(Records excerpted from a collection)
** Start **

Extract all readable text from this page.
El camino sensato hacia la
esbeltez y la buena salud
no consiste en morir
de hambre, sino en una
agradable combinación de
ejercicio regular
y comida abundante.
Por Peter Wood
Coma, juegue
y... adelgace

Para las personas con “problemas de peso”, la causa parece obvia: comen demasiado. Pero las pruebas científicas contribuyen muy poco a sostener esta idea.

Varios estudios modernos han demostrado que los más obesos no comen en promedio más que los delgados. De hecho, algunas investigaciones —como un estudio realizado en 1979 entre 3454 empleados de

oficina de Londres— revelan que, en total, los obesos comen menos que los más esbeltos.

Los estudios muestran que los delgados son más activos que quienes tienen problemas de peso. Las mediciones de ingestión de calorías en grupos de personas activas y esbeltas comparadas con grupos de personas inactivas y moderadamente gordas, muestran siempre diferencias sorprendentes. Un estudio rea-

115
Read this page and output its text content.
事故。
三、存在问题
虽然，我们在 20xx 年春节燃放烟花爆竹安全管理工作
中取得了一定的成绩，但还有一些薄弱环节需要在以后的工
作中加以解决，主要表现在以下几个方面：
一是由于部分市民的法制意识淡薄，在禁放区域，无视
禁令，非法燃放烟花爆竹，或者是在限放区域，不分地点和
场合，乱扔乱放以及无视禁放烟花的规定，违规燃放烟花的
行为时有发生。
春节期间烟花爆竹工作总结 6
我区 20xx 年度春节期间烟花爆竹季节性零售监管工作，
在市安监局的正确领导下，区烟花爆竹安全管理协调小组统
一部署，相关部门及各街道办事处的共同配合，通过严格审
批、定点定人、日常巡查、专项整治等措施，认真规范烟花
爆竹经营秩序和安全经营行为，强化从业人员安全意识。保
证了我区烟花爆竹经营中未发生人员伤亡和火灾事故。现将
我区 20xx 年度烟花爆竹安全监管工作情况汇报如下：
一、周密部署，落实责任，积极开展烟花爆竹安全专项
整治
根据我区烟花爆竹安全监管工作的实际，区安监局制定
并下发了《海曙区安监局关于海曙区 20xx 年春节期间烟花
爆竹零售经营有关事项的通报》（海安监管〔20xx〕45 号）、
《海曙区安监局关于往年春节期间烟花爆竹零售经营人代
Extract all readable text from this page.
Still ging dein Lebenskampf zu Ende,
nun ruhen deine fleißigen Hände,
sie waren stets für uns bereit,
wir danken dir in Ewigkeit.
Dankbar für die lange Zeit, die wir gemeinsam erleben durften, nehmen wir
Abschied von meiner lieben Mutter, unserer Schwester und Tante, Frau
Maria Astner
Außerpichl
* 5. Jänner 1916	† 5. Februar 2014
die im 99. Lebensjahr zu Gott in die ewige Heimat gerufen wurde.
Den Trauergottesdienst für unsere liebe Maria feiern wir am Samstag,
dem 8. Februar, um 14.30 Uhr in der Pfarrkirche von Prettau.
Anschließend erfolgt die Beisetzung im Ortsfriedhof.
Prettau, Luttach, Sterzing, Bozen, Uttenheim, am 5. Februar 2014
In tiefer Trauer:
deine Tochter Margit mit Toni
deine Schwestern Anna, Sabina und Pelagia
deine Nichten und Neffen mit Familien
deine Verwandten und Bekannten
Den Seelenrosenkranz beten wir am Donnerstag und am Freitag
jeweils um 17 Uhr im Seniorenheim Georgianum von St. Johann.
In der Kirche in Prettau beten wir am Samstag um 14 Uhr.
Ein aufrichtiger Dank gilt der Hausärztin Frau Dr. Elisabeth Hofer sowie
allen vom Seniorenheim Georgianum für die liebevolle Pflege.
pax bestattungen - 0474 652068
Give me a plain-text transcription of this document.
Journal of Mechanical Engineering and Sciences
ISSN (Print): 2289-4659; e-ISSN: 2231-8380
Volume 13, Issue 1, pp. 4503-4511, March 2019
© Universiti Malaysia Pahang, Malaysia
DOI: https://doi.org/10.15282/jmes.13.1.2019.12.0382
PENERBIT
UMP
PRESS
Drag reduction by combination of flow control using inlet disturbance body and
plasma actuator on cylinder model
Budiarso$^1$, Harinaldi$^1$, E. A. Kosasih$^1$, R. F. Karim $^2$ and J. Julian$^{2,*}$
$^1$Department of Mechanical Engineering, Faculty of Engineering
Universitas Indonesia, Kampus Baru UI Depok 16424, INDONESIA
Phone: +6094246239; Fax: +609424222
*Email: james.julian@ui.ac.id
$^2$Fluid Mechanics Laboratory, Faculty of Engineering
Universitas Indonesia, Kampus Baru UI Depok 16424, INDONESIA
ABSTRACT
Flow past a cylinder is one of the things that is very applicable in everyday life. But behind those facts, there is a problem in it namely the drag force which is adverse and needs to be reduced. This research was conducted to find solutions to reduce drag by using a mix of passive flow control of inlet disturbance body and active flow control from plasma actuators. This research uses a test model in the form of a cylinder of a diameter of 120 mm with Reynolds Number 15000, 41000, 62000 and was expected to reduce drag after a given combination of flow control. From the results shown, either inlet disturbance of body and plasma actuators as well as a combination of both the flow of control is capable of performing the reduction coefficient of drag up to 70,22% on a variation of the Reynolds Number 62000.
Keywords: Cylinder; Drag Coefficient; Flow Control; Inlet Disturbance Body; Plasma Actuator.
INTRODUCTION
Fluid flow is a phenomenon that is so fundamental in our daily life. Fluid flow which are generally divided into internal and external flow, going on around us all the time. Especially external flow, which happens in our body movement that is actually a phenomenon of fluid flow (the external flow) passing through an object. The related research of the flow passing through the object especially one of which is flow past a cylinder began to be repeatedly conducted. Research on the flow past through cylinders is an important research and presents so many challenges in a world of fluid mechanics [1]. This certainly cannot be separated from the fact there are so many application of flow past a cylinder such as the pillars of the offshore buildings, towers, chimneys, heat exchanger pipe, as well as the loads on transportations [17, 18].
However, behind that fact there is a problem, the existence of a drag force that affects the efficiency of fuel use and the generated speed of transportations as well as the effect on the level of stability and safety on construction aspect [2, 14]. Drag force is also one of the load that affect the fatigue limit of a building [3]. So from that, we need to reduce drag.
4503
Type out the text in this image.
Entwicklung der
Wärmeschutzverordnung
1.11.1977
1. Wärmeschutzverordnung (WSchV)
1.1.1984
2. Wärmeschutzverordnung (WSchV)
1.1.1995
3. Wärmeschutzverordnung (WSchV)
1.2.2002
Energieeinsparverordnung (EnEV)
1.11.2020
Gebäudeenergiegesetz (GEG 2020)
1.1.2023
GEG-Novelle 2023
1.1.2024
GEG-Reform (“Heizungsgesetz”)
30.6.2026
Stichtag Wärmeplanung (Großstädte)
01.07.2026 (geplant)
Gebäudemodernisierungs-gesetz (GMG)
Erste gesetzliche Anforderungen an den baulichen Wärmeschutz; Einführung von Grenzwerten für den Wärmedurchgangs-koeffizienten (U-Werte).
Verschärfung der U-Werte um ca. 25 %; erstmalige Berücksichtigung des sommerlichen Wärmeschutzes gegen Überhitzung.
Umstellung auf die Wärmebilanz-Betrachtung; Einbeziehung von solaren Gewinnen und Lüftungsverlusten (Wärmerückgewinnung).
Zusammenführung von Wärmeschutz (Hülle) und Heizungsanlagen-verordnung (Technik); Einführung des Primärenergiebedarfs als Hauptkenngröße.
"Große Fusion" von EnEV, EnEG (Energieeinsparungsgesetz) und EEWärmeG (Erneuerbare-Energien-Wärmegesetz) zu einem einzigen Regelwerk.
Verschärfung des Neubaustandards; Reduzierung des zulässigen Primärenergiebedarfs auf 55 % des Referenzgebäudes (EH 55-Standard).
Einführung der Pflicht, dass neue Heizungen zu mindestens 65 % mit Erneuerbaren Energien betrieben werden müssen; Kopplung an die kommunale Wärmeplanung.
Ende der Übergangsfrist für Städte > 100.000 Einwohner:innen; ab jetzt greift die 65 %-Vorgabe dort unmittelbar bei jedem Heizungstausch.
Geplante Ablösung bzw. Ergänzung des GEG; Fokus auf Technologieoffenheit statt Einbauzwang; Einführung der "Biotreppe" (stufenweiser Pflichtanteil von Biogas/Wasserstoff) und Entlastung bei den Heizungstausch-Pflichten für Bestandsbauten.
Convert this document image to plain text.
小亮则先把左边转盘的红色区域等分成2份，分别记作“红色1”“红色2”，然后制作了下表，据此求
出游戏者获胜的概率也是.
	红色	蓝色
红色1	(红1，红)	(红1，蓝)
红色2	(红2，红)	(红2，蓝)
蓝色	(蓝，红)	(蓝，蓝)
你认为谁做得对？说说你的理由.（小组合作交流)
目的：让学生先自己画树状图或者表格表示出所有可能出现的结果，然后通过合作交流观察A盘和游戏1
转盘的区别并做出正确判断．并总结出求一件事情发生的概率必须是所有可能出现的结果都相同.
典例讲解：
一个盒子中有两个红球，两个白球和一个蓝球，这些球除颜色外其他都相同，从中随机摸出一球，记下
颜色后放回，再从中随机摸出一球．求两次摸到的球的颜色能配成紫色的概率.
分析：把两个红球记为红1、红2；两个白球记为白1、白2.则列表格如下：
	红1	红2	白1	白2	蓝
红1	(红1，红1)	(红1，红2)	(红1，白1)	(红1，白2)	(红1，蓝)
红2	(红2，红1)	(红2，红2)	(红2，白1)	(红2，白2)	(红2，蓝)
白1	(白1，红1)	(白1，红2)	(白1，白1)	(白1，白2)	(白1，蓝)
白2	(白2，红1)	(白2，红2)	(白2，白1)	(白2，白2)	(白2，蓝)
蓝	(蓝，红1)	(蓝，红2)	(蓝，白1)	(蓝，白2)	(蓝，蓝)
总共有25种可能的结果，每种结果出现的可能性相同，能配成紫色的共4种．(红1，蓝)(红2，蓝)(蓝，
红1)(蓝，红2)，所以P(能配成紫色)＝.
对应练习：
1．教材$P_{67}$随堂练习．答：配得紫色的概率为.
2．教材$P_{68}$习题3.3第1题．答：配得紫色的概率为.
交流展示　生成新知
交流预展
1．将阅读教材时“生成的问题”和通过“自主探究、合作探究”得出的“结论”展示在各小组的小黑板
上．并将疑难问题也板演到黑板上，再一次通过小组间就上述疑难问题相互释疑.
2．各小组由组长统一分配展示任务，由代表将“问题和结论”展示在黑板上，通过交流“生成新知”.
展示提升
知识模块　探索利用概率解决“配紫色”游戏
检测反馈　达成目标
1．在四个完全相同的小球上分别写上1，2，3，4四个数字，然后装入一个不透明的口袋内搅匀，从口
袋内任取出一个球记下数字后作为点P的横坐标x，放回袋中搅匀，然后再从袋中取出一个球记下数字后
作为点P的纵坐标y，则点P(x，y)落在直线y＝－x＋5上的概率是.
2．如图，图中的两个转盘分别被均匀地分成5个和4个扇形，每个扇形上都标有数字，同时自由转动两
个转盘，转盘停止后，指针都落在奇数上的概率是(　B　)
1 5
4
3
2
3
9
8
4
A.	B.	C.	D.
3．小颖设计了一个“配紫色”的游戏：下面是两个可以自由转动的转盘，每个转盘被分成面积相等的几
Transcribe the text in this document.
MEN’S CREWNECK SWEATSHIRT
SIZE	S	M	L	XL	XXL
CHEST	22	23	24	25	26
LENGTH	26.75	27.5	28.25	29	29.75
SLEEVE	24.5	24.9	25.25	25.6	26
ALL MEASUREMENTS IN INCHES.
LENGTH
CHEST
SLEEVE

** End **

Identify the lines that contain the string "EnEV", and copy every one of them.

Energieeinsparverordnung (EnEV)
"Große Fusion" von EnEV, EnEG (Energieeinsparungsgesetz) und EEWärmeG (Erneuerbare-Energien-Wärmegesetz) zu einem einzigen Regelwerk.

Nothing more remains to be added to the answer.